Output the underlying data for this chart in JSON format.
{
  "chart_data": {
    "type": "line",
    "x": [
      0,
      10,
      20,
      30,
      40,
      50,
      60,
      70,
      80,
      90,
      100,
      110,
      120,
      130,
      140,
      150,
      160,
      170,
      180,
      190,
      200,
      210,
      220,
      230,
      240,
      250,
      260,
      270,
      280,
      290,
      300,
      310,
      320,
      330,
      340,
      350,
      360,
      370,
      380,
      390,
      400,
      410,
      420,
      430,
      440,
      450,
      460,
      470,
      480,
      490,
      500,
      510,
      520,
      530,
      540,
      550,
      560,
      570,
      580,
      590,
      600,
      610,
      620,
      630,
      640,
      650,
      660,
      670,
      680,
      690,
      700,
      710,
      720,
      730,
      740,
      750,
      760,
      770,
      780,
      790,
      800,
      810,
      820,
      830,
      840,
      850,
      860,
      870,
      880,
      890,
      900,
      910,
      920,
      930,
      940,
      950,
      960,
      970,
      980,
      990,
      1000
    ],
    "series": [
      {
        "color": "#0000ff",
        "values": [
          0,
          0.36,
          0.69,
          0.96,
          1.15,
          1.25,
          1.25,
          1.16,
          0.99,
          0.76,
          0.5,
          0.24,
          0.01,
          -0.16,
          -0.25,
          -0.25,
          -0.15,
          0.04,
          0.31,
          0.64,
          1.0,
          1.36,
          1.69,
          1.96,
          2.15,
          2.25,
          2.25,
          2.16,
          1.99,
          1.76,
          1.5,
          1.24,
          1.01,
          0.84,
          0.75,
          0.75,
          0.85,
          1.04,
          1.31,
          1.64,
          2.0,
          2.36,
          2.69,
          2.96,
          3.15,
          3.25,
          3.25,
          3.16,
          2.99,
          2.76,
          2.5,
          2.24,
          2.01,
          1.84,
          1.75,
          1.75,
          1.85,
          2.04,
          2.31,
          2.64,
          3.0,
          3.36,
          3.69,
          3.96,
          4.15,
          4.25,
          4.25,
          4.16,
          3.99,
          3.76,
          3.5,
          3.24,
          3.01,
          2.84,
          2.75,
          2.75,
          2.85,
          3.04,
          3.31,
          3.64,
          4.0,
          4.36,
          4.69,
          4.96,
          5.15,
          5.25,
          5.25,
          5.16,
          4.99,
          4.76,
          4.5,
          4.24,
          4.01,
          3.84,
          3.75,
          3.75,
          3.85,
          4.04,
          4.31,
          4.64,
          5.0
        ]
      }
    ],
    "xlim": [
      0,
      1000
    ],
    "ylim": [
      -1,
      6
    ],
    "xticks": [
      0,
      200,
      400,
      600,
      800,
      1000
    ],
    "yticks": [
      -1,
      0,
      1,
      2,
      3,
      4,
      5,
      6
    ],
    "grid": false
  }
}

★ ★ ★

Problem to work on. Word for word, write out the data.

Full response.
Output the underlying data for this chart in JSON format.
{
  "chart_data": {
    "type": "line",
    "x": [
      0,
      10,
      20,
      30,
      40,
      50,
      60,
      70,
      80,
      90,
      100,
      110,
      120,
      130,
      140,
      150,
      160,
      170,
      180,
      190,
      200,
      210,
      220,
      230,
      240,
      250,
      260,
      270,
      280,
      290,
      300,
      310,
      320,
      330,
      340,
      350,
      360,
      370,
      380,
      390,
      400,
      410,
      420,
      430,
      440,
      450,
      460,
      470,
      480,
      490,
      500,
      510,
      520,
      530,
      540,
      550,
      560,
      570,
      580,
      590,
      600,
      610,
      620,
      630,
      640,
      650,
      660,
      670,
      680,
      690,
      700,
      710,
      720,
      730,
      740,
      750,
      760,
      770,
      780,
      790,
      800,
      810,
      820,
      830,
      840,
      850,
      860,
      870,
      880,
      890,
      900,
      910,
      920,
      930,
      940,
      950,
      960,
      970,
      980,
      990,
      1000
    ],
    "series": [
      {
        "color": "#0000ff",
        "values": [
          0,
          0.36,
          0.69,
          0.96,
          1.15,
          1.25,
          1.25,
          1.16,
          0.99,
          0.76,
          0.5,
          0.24,
          0.01,
          -0.16,
          -0.25,
          -0.25,
          -0.15,
          0.04,
          0.31,
          0.64,
          1.0,
          1.36,
          1.69,
          1.96,
          2.15,
          2.25,
          2.25,
          2.16,
          1.99,
          1.76,
          1.5,
          1.24,
          1.01,
          0.84,
          0.75,
          0.75,
          0.85,
          1.04,
          1.31,
          1.64,
          2.0,
          2.36,
          2.69,
          2.96,
          3.15,
          3.25,
          3.25,
          3.16,
          2.99,
          2.76,
          2.5,
          2.24,
          2.01,
          1.84,
          1.75,
          1.75,
          1.85,
          2.04,
          2.31,
          2.64,
          3.0,
          3.36,
          3.69,
          3.96,
          4.15,
          4.25,
          4.25,
          4.16,
          3.99,
          3.76,
          3.5,
          3.24,
          3.01,
          2.84,
          2.75,
          2.75,
          2.85,
          3.04,
          3.31,
          3.64,
          4.0,
          4.36,
          4.69,
          4.96,
          5.15,
          5.25,
          5.25,
          5.16,
          4.99,
          4.76,
          4.5,
          4.24,
          4.01,
          3.84,
          3.75,
          3.75,
          3.85,
          4.04,
          4.31,
          4.64,
          5.0
        ]
      }
    ],
    "xlim": [
      0,
      1000
    ],
    "ylim": [
      -1,
      6
    ],
    "xticks": [
      0,
      200,
      400,
      600,
      800,
      1000
    ],
    "yticks": [
      -1,
      0,
      1,
      2,
      3,
      4,
      5,
      6
    ],
    "grid": false
  }
}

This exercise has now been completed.